_Given problem_
Below is a listing; write it out exactly and drop any images from it.

— start The input —

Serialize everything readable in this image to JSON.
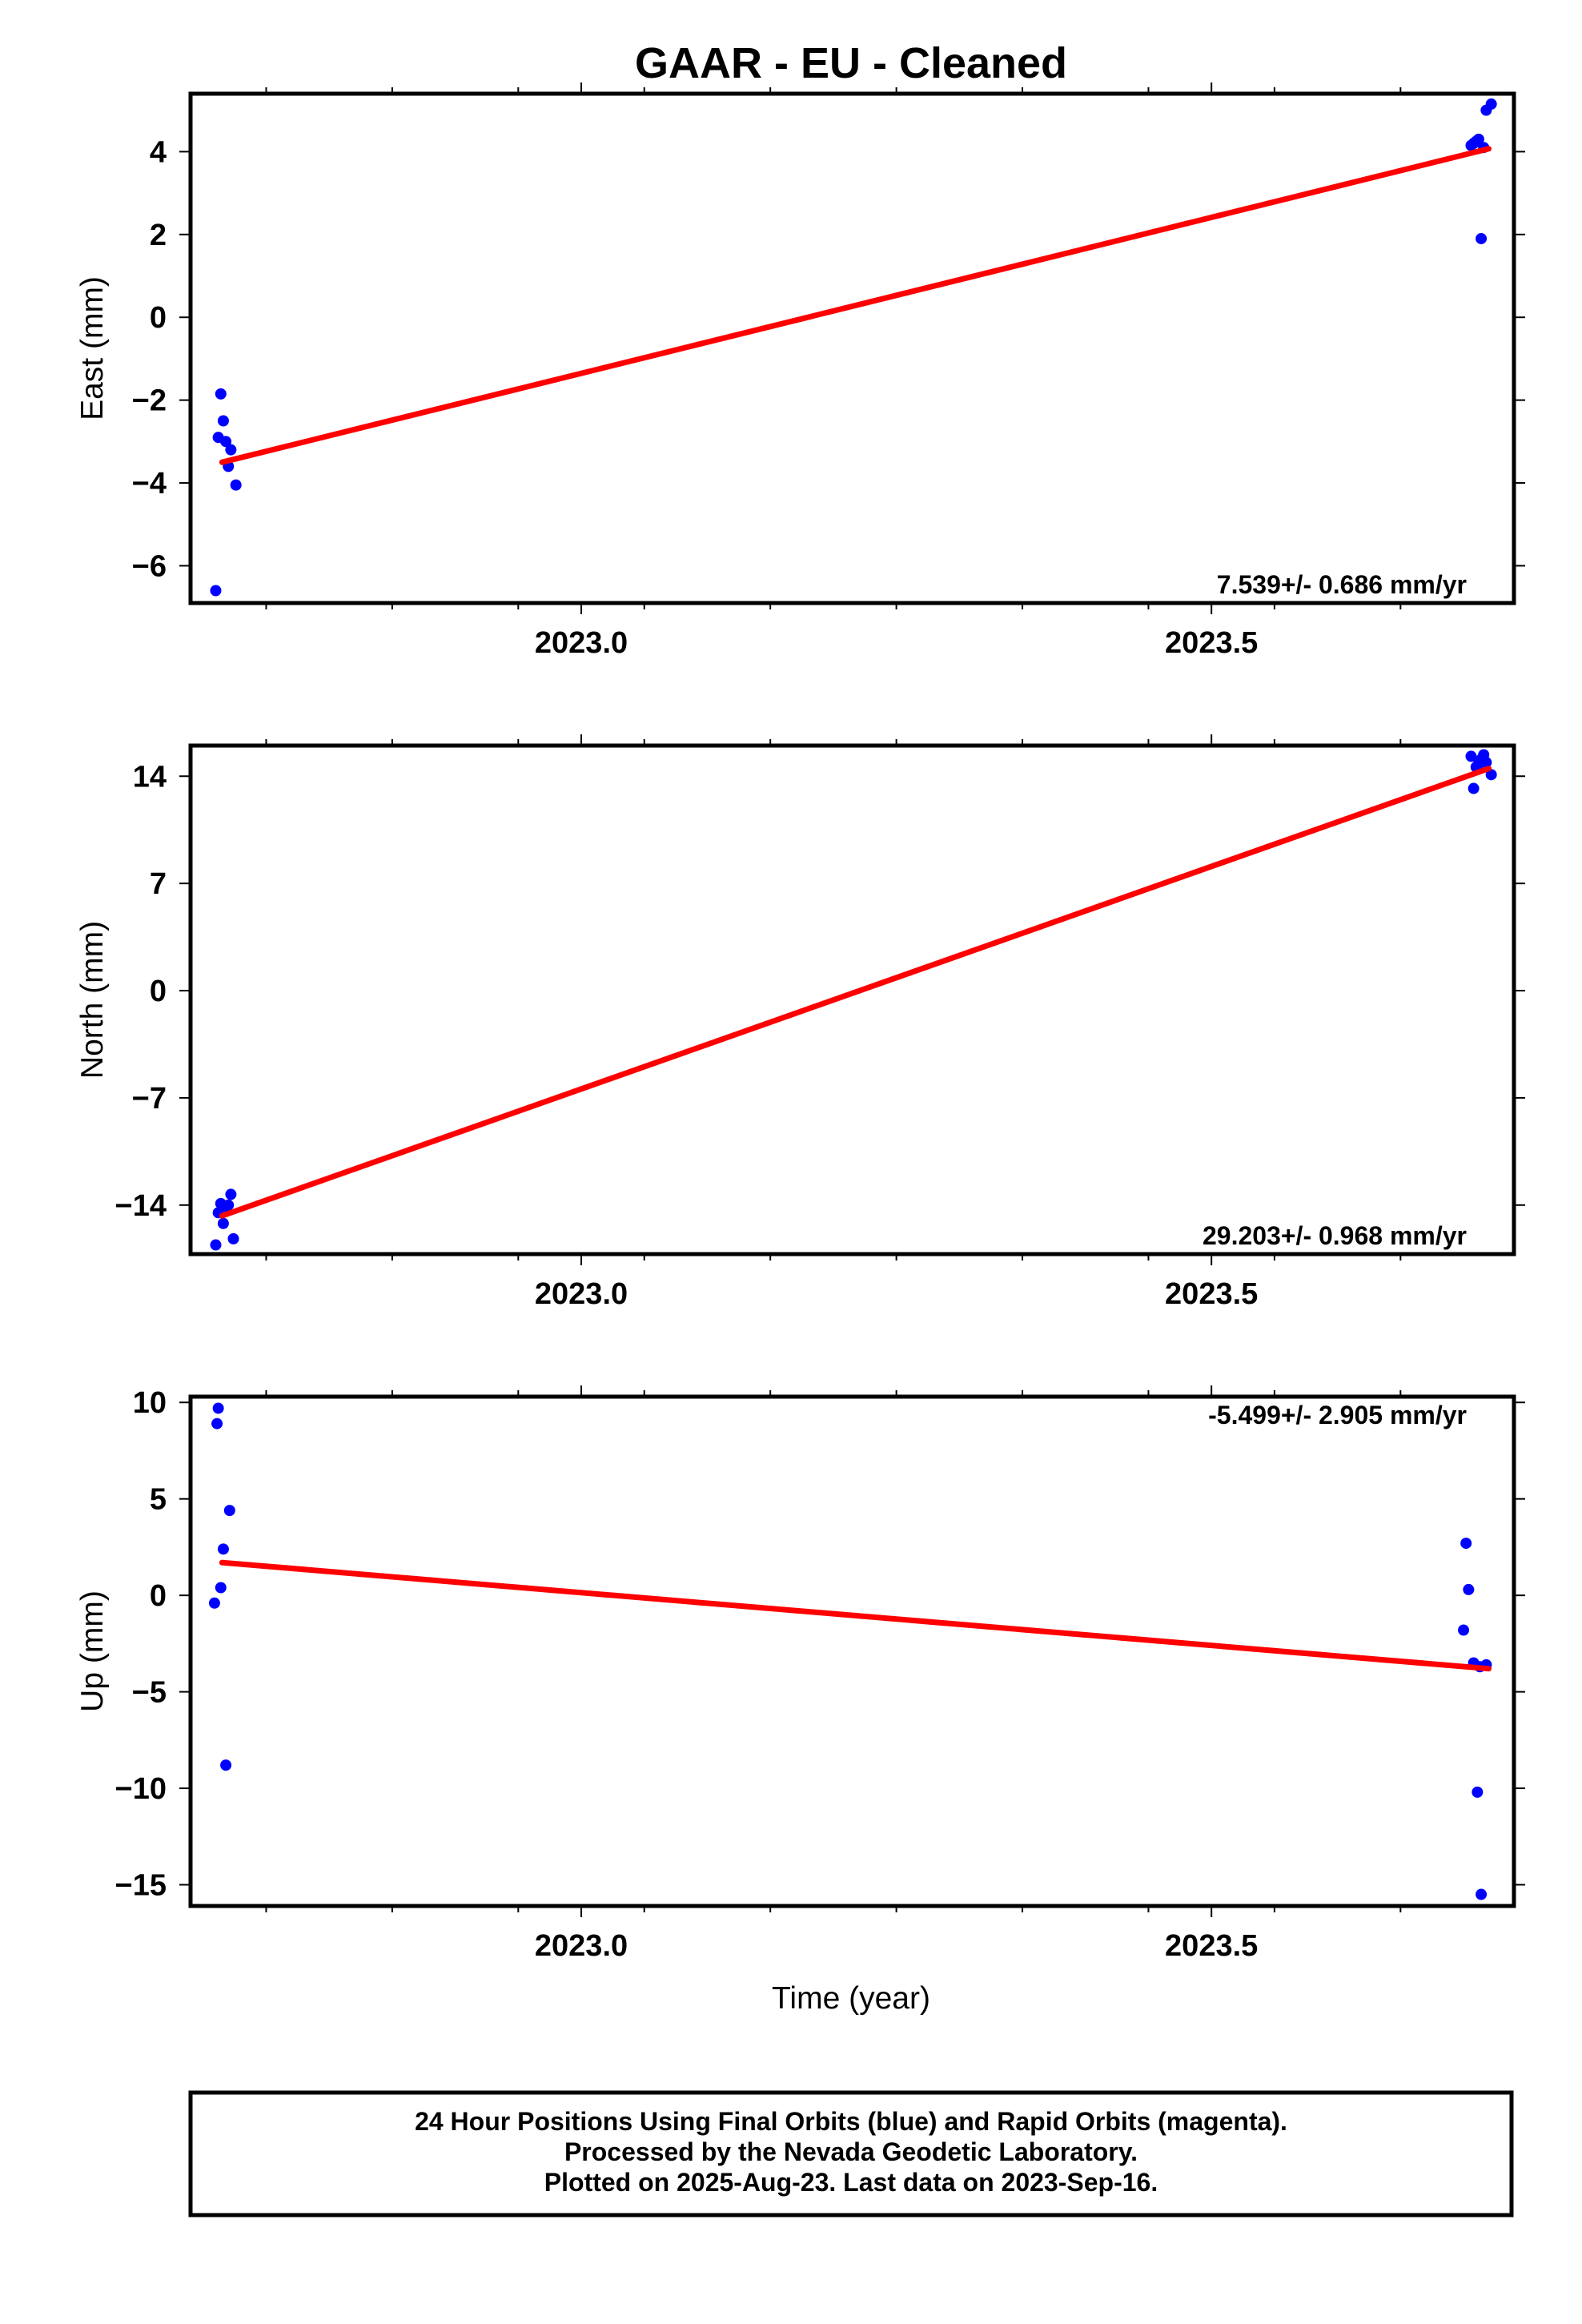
{
  "chart_data": {
    "type": "scatter",
    "title": "GAAR  - EU - Cleaned",
    "xlabel": "Time (year)",
    "xlim": [
      2022.69,
      2023.74
    ],
    "x_tick_labels": [
      "2023.0",
      "2023.5"
    ],
    "point_color": "#0000ff",
    "fit_color": "#ff0000",
    "grid": false,
    "footnote": [
      "24 Hour Positions Using Final Orbits (blue) and Rapid Orbits (magenta).",
      "Processed by the Nevada Geodetic Laboratory.",
      "Plotted on 2025-Aug-23. Last data on 2023-Sep-16."
    ],
    "panels": [
      {
        "name": "east",
        "ylabel": "East (mm)",
        "ylim": [
          -6.9,
          5.4
        ],
        "yticks": [
          4,
          2,
          0,
          -2,
          -4,
          -6
        ],
        "ytick_labels": [
          "4",
          "2",
          "0",
          "−2",
          "−4",
          "−6"
        ],
        "rate_label": "7.539+/- 0.686 mm/yr",
        "rate_pos": "bottom-right",
        "fit": {
          "x": [
            2022.715,
            2023.72
          ],
          "y": [
            -3.5,
            4.07
          ]
        },
        "x": [
          2022.71,
          2022.712,
          2022.714,
          2022.716,
          2022.72,
          2022.722,
          2022.726,
          2022.718,
          2023.706,
          2023.708,
          2023.71,
          2023.712,
          2023.714,
          2023.716,
          2023.718,
          2023.722
        ],
        "y": [
          -6.6,
          -2.9,
          -1.85,
          -2.5,
          -3.6,
          -3.2,
          -4.05,
          -3.0,
          4.15,
          4.2,
          4.25,
          4.3,
          1.9,
          4.1,
          5.0,
          5.15
        ]
      },
      {
        "name": "north",
        "ylabel": "North (mm)",
        "ylim": [
          -17.2,
          16.0
        ],
        "yticks": [
          14,
          7,
          0,
          -7,
          -14
        ],
        "ytick_labels": [
          "14",
          "7",
          "0",
          "−7",
          "−14"
        ],
        "rate_label": "29.203+/- 0.968 mm/yr",
        "rate_pos": "bottom-right",
        "fit": {
          "x": [
            2022.715,
            2023.72
          ],
          "y": [
            -14.7,
            14.5
          ]
        },
        "x": [
          2022.71,
          2022.712,
          2022.714,
          2022.716,
          2022.718,
          2022.72,
          2022.722,
          2022.724,
          2023.706,
          2023.708,
          2023.71,
          2023.712,
          2023.714,
          2023.716,
          2023.718,
          2023.722
        ],
        "y": [
          -16.6,
          -14.5,
          -13.9,
          -15.2,
          -14.1,
          -14.0,
          -13.3,
          -16.2,
          15.3,
          13.2,
          14.6,
          14.8,
          15.1,
          15.4,
          14.9,
          14.1
        ]
      },
      {
        "name": "up",
        "ylabel": "Up (mm)",
        "ylim": [
          -16.1,
          10.3
        ],
        "yticks": [
          10,
          5,
          0,
          -5,
          -10,
          -15
        ],
        "ytick_labels": [
          "10",
          "5",
          "0",
          "−5",
          "−10",
          "−15"
        ],
        "rate_label": "-5.499+/- 2.905 mm/yr",
        "rate_pos": "top-right",
        "fit": {
          "x": [
            2022.715,
            2023.72
          ],
          "y": [
            1.7,
            -3.8
          ]
        },
        "x": [
          2022.709,
          2022.711,
          2022.712,
          2022.714,
          2022.716,
          2022.718,
          2022.721,
          2023.7,
          2023.702,
          2023.704,
          2023.708,
          2023.711,
          2023.714,
          2023.718,
          2023.713
        ],
        "y": [
          -0.4,
          8.9,
          9.7,
          0.4,
          2.4,
          -8.8,
          4.4,
          -1.8,
          2.7,
          0.3,
          -3.5,
          -10.2,
          -15.5,
          -3.6,
          -3.7
        ]
      }
    ]
  }
}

— end The input —

_Response below_
Serialize everything readable in this image to JSON.
{
  "chart_data": {
    "type": "scatter",
    "title": "GAAR  - EU - Cleaned",
    "xlabel": "Time (year)",
    "xlim": [
      2022.69,
      2023.74
    ],
    "x_tick_labels": [
      "2023.0",
      "2023.5"
    ],
    "point_color": "#0000ff",
    "fit_color": "#ff0000",
    "grid": false,
    "footnote": [
      "24 Hour Positions Using Final Orbits (blue) and Rapid Orbits (magenta).",
      "Processed by the Nevada Geodetic Laboratory.",
      "Plotted on 2025-Aug-23. Last data on 2023-Sep-16."
    ],
    "panels": [
      {
        "name": "east",
        "ylabel": "East (mm)",
        "ylim": [
          -6.9,
          5.4
        ],
        "yticks": [
          4,
          2,
          0,
          -2,
          -4,
          -6
        ],
        "ytick_labels": [
          "4",
          "2",
          "0",
          "−2",
          "−4",
          "−6"
        ],
        "rate_label": "7.539+/- 0.686 mm/yr",
        "rate_pos": "bottom-right",
        "fit": {
          "x": [
            2022.715,
            2023.72
          ],
          "y": [
            -3.5,
            4.07
          ]
        },
        "x": [
          2022.71,
          2022.712,
          2022.714,
          2022.716,
          2022.72,
          2022.722,
          2022.726,
          2022.718,
          2023.706,
          2023.708,
          2023.71,
          2023.712,
          2023.714,
          2023.716,
          2023.718,
          2023.722
        ],
        "y": [
          -6.6,
          -2.9,
          -1.85,
          -2.5,
          -3.6,
          -3.2,
          -4.05,
          -3.0,
          4.15,
          4.2,
          4.25,
          4.3,
          1.9,
          4.1,
          5.0,
          5.15
        ]
      },
      {
        "name": "north",
        "ylabel": "North (mm)",
        "ylim": [
          -17.2,
          16.0
        ],
        "yticks": [
          14,
          7,
          0,
          -7,
          -14
        ],
        "ytick_labels": [
          "14",
          "7",
          "0",
          "−7",
          "−14"
        ],
        "rate_label": "29.203+/- 0.968 mm/yr",
        "rate_pos": "bottom-right",
        "fit": {
          "x": [
            2022.715,
            2023.72
          ],
          "y": [
            -14.7,
            14.5
          ]
        },
        "x": [
          2022.71,
          2022.712,
          2022.714,
          2022.716,
          2022.718,
          2022.72,
          2022.722,
          2022.724,
          2023.706,
          2023.708,
          2023.71,
          2023.712,
          2023.714,
          2023.716,
          2023.718,
          2023.722
        ],
        "y": [
          -16.6,
          -14.5,
          -13.9,
          -15.2,
          -14.1,
          -14.0,
          -13.3,
          -16.2,
          15.3,
          13.2,
          14.6,
          14.8,
          15.1,
          15.4,
          14.9,
          14.1
        ]
      },
      {
        "name": "up",
        "ylabel": "Up (mm)",
        "ylim": [
          -16.1,
          10.3
        ],
        "yticks": [
          10,
          5,
          0,
          -5,
          -10,
          -15
        ],
        "ytick_labels": [
          "10",
          "5",
          "0",
          "−5",
          "−10",
          "−15"
        ],
        "rate_label": "-5.499+/- 2.905 mm/yr",
        "rate_pos": "top-right",
        "fit": {
          "x": [
            2022.715,
            2023.72
          ],
          "y": [
            1.7,
            -3.8
          ]
        },
        "x": [
          2022.709,
          2022.711,
          2022.712,
          2022.714,
          2022.716,
          2022.718,
          2022.721,
          2023.7,
          2023.702,
          2023.704,
          2023.708,
          2023.711,
          2023.714,
          2023.718,
          2023.713
        ],
        "y": [
          -0.4,
          8.9,
          9.7,
          0.4,
          2.4,
          -8.8,
          4.4,
          -1.8,
          2.7,
          0.3,
          -3.5,
          -10.2,
          -15.5,
          -3.6,
          -3.7
        ]
      }
    ]
  }
}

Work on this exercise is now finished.